▸ Goal of the exercise
List every line in this data where the string "name" occurs.

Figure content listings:
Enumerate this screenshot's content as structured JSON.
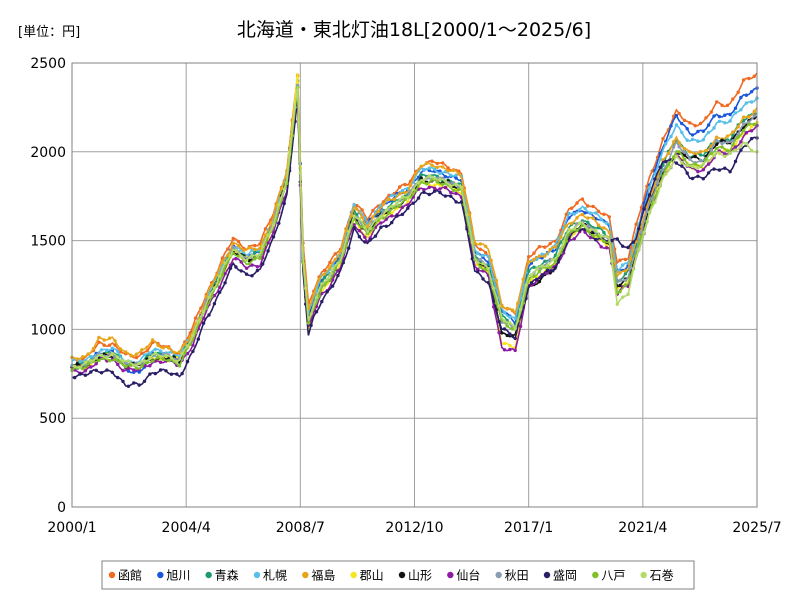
{
  "chart_data": {
    "type": "line",
    "title": "北海道・東北灯油18L[2000/1～2025/6]",
    "unit_label": "[単位：円]",
    "xlabel": "",
    "ylabel": "",
    "xlim": [
      2000.0,
      2025.5
    ],
    "ylim": [
      0,
      2500
    ],
    "y_ticks": [
      0,
      500,
      1000,
      1500,
      2000,
      2500
    ],
    "x_ticks": [
      {
        "label": "2000/1",
        "x": 2000.0
      },
      {
        "label": "2004/4",
        "x": 2004.25
      },
      {
        "label": "2008/7",
        "x": 2008.5
      },
      {
        "label": "2012/10",
        "x": 2012.75
      },
      {
        "label": "2017/1",
        "x": 2017.0
      },
      {
        "label": "2021/4",
        "x": 2021.25
      },
      {
        "label": "2025/7",
        "x": 2025.5
      }
    ],
    "grid": true,
    "legend_position": "bottom",
    "baseline": {
      "x": [
        2000.0,
        2000.5,
        2001.0,
        2001.5,
        2002.0,
        2002.5,
        2003.0,
        2003.5,
        2004.0,
        2004.5,
        2005.0,
        2005.5,
        2006.0,
        2006.5,
        2007.0,
        2007.5,
        2008.0,
        2008.4,
        2008.6,
        2008.8,
        2009.0,
        2009.3,
        2009.6,
        2010.0,
        2010.5,
        2011.0,
        2011.5,
        2012.0,
        2012.5,
        2013.0,
        2013.5,
        2014.0,
        2014.5,
        2015.0,
        2015.5,
        2016.0,
        2016.5,
        2017.0,
        2017.5,
        2018.0,
        2018.5,
        2019.0,
        2019.5,
        2020.0,
        2020.3,
        2020.7,
        2021.0,
        2021.5,
        2022.0,
        2022.5,
        2023.0,
        2023.5,
        2024.0,
        2024.5,
        2025.0,
        2025.5
      ],
      "y": [
        790,
        800,
        850,
        860,
        800,
        800,
        850,
        850,
        830,
        960,
        1150,
        1300,
        1450,
        1400,
        1420,
        1600,
        1850,
        2380,
        1400,
        1050,
        1150,
        1250,
        1300,
        1400,
        1650,
        1550,
        1650,
        1700,
        1750,
        1850,
        1850,
        1830,
        1800,
        1400,
        1350,
        1050,
        1000,
        1300,
        1350,
        1400,
        1550,
        1600,
        1550,
        1500,
        1250,
        1300,
        1450,
        1700,
        1900,
        2050,
        1950,
        1950,
        2050,
        2050,
        2150,
        2200
      ]
    },
    "series": [
      {
        "name": "函館",
        "color": "#f06a20",
        "values": [
          840,
          830,
          920,
          920,
          850,
          850,
          920,
          900,
          870,
          1010,
          1200,
          1360,
          1510,
          1460,
          1480,
          1660,
          1900,
          2430,
          1480,
          1150,
          1230,
          1320,
          1370,
          1460,
          1720,
          1620,
          1720,
          1770,
          1820,
          1930,
          1940,
          1920,
          1880,
          1480,
          1420,
          1130,
          1090,
          1410,
          1460,
          1500,
          1670,
          1730,
          1680,
          1620,
          1380,
          1410,
          1580,
          1850,
          2070,
          2220,
          2160,
          2160,
          2270,
          2270,
          2390,
          2440
        ]
      },
      {
        "name": "旭川",
        "color": "#1a56db",
        "values": [
          810,
          800,
          870,
          880,
          770,
          760,
          860,
          860,
          840,
          970,
          1160,
          1320,
          1470,
          1410,
          1440,
          1620,
          1870,
          2420,
          1430,
          1080,
          1180,
          1280,
          1330,
          1430,
          1690,
          1590,
          1690,
          1740,
          1790,
          1890,
          1890,
          1870,
          1840,
          1440,
          1390,
          1100,
          1050,
          1360,
          1410,
          1460,
          1630,
          1680,
          1630,
          1580,
          1330,
          1360,
          1520,
          1820,
          2030,
          2200,
          2110,
          2110,
          2210,
          2210,
          2310,
          2360
        ]
      },
      {
        "name": "青森",
        "color": "#1c9a73",
        "values": [
          800,
          800,
          860,
          870,
          810,
          810,
          860,
          860,
          840,
          970,
          1160,
          1310,
          1460,
          1410,
          1430,
          1610,
          1860,
          2390,
          1410,
          1060,
          1160,
          1260,
          1310,
          1410,
          1660,
          1560,
          1660,
          1710,
          1760,
          1860,
          1860,
          1840,
          1810,
          1410,
          1360,
          1070,
          1020,
          1320,
          1370,
          1420,
          1570,
          1620,
          1570,
          1520,
          1280,
          1320,
          1470,
          1730,
          1930,
          2070,
          1980,
          1980,
          2070,
          2070,
          2180,
          2230
        ]
      },
      {
        "name": "札幌",
        "color": "#58bfe8",
        "values": [
          820,
          820,
          880,
          890,
          820,
          820,
          880,
          880,
          850,
          980,
          1170,
          1330,
          1480,
          1420,
          1450,
          1630,
          1880,
          2400,
          1440,
          1090,
          1190,
          1290,
          1340,
          1440,
          1700,
          1600,
          1700,
          1750,
          1800,
          1900,
          1900,
          1880,
          1850,
          1450,
          1400,
          1110,
          1060,
          1370,
          1420,
          1470,
          1640,
          1690,
          1640,
          1590,
          1340,
          1370,
          1530,
          1800,
          2000,
          2150,
          2060,
          2060,
          2170,
          2170,
          2260,
          2310
        ]
      },
      {
        "name": "福島",
        "color": "#e8a418",
        "values": [
          830,
          840,
          950,
          940,
          870,
          860,
          930,
          900,
          860,
          990,
          1180,
          1340,
          1490,
          1440,
          1460,
          1640,
          1890,
          2440,
          1460,
          1120,
          1200,
          1300,
          1350,
          1450,
          1690,
          1590,
          1690,
          1740,
          1790,
          1920,
          1930,
          1900,
          1860,
          1500,
          1450,
          1140,
          1100,
          1380,
          1420,
          1460,
          1600,
          1650,
          1600,
          1550,
          1300,
          1340,
          1490,
          1740,
          1940,
          2080,
          1990,
          1990,
          2080,
          2080,
          2190,
          2240
        ]
      },
      {
        "name": "郡山",
        "color": "#f7e61e",
        "values": [
          780,
          790,
          840,
          850,
          800,
          800,
          840,
          840,
          820,
          950,
          1140,
          1290,
          1440,
          1390,
          1410,
          1590,
          1840,
          2450,
          1370,
          980,
          1110,
          1220,
          1270,
          1370,
          1620,
          1520,
          1620,
          1670,
          1720,
          1820,
          1820,
          1800,
          1770,
          1370,
          1320,
          930,
          900,
          1270,
          1320,
          1370,
          1520,
          1570,
          1520,
          1470,
          1220,
          1270,
          1420,
          1670,
          1860,
          2000,
          1910,
          1910,
          2000,
          2000,
          2110,
          2160
        ]
      },
      {
        "name": "山形",
        "color": "#111111",
        "values": [
          790,
          800,
          840,
          850,
          800,
          800,
          840,
          840,
          820,
          950,
          1140,
          1290,
          1440,
          1390,
          1410,
          1590,
          1840,
          2360,
          1390,
          1040,
          1140,
          1240,
          1290,
          1390,
          1640,
          1540,
          1640,
          1690,
          1740,
          1840,
          1840,
          1820,
          1790,
          1390,
          1340,
          980,
          960,
          1240,
          1290,
          1340,
          1540,
          1590,
          1540,
          1490,
          1240,
          1280,
          1430,
          1690,
          1890,
          2000,
          1960,
          1960,
          2050,
          2050,
          2150,
          2200
        ]
      },
      {
        "name": "仙台",
        "color": "#8c1aa3",
        "values": [
          760,
          770,
          820,
          830,
          770,
          770,
          820,
          820,
          800,
          920,
          1100,
          1250,
          1400,
          1350,
          1370,
          1550,
          1790,
          2300,
          1340,
          1000,
          1100,
          1200,
          1250,
          1350,
          1600,
          1500,
          1600,
          1650,
          1700,
          1800,
          1800,
          1780,
          1750,
          1350,
          1300,
          900,
          870,
          1250,
          1300,
          1350,
          1500,
          1550,
          1500,
          1450,
          1200,
          1250,
          1400,
          1650,
          1850,
          1980,
          1900,
          1900,
          1990,
          1990,
          2090,
          2140
        ]
      },
      {
        "name": "秋田",
        "color": "#8a9bb4",
        "values": [
          790,
          800,
          850,
          860,
          800,
          800,
          850,
          850,
          830,
          960,
          1150,
          1300,
          1450,
          1400,
          1420,
          1600,
          1850,
          2380,
          1400,
          1050,
          1150,
          1250,
          1300,
          1400,
          1650,
          1550,
          1650,
          1700,
          1750,
          1850,
          1850,
          1830,
          1800,
          1400,
          1350,
          1050,
          1000,
          1300,
          1350,
          1400,
          1550,
          1600,
          1550,
          1500,
          1250,
          1300,
          1450,
          1700,
          1900,
          2050,
          1950,
          1950,
          2050,
          2050,
          2150,
          2200
        ]
      },
      {
        "name": "盛岡",
        "color": "#2a1e66",
        "values": [
          740,
          750,
          760,
          770,
          680,
          690,
          760,
          760,
          740,
          870,
          1060,
          1210,
          1360,
          1310,
          1330,
          1510,
          1760,
          2310,
          1320,
          970,
          1070,
          1170,
          1220,
          1320,
          1570,
          1470,
          1570,
          1620,
          1670,
          1770,
          1770,
          1750,
          1720,
          1320,
          1270,
          1000,
          950,
          1250,
          1300,
          1350,
          1520,
          1570,
          1520,
          1490,
          1500,
          1460,
          1520,
          1760,
          1960,
          1940,
          1860,
          1860,
          1900,
          1900,
          2030,
          2080
        ]
      },
      {
        "name": "八戸",
        "color": "#7fbf2a",
        "values": [
          780,
          790,
          830,
          840,
          790,
          790,
          830,
          830,
          810,
          940,
          1130,
          1280,
          1430,
          1380,
          1400,
          1580,
          1830,
          2350,
          1380,
          1030,
          1130,
          1230,
          1280,
          1380,
          1630,
          1530,
          1630,
          1680,
          1730,
          1830,
          1830,
          1810,
          1780,
          1380,
          1330,
          1040,
          990,
          1280,
          1330,
          1380,
          1530,
          1580,
          1530,
          1480,
          1210,
          1260,
          1410,
          1660,
          1870,
          2000,
          1930,
          1930,
          2020,
          2020,
          2120,
          2170
        ]
      },
      {
        "name": "石巻",
        "color": "#b5d96a",
        "values": [
          790,
          800,
          850,
          860,
          810,
          810,
          850,
          850,
          830,
          960,
          1150,
          1300,
          1450,
          1400,
          1420,
          1600,
          1850,
          2370,
          1400,
          1050,
          1150,
          1250,
          1300,
          1400,
          1650,
          1550,
          1650,
          1700,
          1750,
          1850,
          1850,
          1830,
          1800,
          1400,
          1350,
          1060,
          1010,
          1300,
          1350,
          1400,
          1550,
          1600,
          1550,
          1500,
          1150,
          1210,
          1390,
          1650,
          1850,
          1960,
          1920,
          1920,
          1990,
          1990,
          2040,
          2000
        ]
      }
    ]
  }
}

▸ Completed task
        "name": "函館",
        "name": "旭川",
        "name": "青森",
        "name": "札幌",
        "name": "福島",
        "name": "郡山",
        "name": "山形",
        "name": "仙台",
        "name": "秋田",
        "name": "盛岡",
        "name": "八戸",
        "name": "石巻",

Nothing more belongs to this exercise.